---------- Material to process

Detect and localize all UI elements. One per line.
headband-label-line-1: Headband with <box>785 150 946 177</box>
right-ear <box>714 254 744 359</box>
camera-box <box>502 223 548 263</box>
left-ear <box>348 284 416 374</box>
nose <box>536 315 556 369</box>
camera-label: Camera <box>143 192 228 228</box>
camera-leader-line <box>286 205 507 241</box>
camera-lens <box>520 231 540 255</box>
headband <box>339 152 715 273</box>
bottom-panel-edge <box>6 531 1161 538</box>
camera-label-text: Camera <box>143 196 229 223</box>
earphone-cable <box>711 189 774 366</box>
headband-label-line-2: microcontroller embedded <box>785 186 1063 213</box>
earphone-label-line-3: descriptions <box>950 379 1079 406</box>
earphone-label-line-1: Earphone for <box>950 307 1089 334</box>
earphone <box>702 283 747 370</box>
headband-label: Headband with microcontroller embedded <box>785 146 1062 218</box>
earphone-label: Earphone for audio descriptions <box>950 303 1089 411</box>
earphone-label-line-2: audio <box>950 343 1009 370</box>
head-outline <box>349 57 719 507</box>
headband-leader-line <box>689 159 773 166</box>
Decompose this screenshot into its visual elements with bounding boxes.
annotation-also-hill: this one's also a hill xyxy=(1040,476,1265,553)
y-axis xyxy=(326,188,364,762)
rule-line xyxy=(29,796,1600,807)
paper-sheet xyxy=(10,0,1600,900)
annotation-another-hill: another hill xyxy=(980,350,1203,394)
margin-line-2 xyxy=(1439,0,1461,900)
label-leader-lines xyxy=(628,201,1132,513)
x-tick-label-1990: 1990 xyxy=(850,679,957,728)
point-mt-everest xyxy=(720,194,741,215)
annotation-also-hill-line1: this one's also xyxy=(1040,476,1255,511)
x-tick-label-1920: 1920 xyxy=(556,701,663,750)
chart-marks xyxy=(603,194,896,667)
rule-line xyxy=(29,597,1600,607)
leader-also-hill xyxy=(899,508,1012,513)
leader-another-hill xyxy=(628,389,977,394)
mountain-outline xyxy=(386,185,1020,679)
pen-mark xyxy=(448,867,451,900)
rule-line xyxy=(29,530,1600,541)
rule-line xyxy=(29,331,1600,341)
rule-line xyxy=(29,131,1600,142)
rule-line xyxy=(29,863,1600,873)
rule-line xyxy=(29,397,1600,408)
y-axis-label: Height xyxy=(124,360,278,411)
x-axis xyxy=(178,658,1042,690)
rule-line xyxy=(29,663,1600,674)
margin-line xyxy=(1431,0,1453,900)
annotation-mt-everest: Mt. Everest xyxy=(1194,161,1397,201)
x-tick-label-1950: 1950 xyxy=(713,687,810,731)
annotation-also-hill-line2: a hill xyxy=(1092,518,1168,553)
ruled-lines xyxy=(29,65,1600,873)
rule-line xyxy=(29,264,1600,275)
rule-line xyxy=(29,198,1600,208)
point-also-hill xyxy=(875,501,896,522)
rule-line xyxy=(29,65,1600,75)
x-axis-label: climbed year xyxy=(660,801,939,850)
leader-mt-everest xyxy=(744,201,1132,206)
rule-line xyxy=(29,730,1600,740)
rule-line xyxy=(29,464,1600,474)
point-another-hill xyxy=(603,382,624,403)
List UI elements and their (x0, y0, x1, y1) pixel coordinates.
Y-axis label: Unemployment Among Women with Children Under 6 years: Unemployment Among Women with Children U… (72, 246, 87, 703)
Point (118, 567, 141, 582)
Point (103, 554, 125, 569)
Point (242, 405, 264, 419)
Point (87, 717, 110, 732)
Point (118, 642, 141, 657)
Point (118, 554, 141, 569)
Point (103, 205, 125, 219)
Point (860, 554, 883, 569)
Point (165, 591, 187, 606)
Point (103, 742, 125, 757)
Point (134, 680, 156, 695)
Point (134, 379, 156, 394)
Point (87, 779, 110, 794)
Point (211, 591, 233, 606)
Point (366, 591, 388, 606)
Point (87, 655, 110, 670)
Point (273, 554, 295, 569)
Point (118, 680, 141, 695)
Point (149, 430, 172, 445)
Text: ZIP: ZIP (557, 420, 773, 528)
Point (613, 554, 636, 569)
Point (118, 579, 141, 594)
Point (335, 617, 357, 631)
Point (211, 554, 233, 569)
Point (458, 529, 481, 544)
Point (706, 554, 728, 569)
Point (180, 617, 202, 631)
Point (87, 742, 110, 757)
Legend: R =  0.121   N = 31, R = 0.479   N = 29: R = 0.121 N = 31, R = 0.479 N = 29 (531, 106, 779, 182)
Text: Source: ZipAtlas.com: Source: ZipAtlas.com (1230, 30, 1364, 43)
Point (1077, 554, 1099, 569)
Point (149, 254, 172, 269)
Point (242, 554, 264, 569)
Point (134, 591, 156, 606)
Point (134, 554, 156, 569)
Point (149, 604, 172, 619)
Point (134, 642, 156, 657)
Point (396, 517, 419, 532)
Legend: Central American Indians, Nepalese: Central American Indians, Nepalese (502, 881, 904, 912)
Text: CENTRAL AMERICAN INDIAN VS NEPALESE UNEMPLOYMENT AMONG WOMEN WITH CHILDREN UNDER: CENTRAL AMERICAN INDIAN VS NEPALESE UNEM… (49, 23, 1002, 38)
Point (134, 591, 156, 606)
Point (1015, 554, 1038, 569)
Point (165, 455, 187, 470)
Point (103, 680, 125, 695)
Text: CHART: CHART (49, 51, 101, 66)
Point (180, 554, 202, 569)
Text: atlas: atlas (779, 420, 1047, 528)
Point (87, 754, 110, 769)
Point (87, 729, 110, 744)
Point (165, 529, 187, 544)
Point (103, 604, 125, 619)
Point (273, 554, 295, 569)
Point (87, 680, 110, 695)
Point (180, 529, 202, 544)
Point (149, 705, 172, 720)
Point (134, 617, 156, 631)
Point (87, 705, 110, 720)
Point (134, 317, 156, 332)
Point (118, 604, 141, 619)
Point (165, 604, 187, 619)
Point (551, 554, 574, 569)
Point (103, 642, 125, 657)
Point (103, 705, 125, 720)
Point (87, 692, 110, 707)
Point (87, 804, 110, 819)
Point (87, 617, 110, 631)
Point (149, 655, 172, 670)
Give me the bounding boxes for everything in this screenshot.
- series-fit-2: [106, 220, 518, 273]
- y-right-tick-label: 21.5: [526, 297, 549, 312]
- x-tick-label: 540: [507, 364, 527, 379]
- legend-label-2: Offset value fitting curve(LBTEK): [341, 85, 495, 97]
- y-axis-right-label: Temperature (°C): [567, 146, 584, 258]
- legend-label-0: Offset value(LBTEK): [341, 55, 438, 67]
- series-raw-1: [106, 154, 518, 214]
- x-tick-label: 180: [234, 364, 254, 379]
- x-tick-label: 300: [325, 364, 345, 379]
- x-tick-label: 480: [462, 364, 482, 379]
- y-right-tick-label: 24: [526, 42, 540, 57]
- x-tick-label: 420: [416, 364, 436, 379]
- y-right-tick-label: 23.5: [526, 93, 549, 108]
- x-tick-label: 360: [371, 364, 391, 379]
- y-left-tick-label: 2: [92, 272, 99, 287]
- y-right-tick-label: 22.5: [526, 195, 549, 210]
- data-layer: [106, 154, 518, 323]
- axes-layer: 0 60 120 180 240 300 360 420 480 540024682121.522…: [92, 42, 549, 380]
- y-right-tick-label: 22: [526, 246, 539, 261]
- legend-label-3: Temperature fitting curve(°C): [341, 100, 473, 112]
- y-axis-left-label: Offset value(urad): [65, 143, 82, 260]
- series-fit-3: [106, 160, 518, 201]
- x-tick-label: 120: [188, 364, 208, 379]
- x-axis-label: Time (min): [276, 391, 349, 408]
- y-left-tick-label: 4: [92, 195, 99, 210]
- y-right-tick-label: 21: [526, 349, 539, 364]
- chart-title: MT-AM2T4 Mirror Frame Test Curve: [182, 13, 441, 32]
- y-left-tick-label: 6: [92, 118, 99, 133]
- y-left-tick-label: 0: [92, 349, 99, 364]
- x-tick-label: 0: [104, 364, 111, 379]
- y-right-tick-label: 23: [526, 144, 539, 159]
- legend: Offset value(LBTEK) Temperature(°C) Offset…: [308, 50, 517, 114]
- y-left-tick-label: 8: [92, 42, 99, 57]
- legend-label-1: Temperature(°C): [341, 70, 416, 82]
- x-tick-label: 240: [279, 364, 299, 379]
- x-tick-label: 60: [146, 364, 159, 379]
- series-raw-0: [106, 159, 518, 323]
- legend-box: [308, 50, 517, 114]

--------------------

Pull out every line of the items that contains the string "outline". Only matches with the same letter case count.

◆ **Reply to the exercise**:
head-outline <box>349 57 719 507</box>
mountain-outline xyxy=(386,185,1020,679)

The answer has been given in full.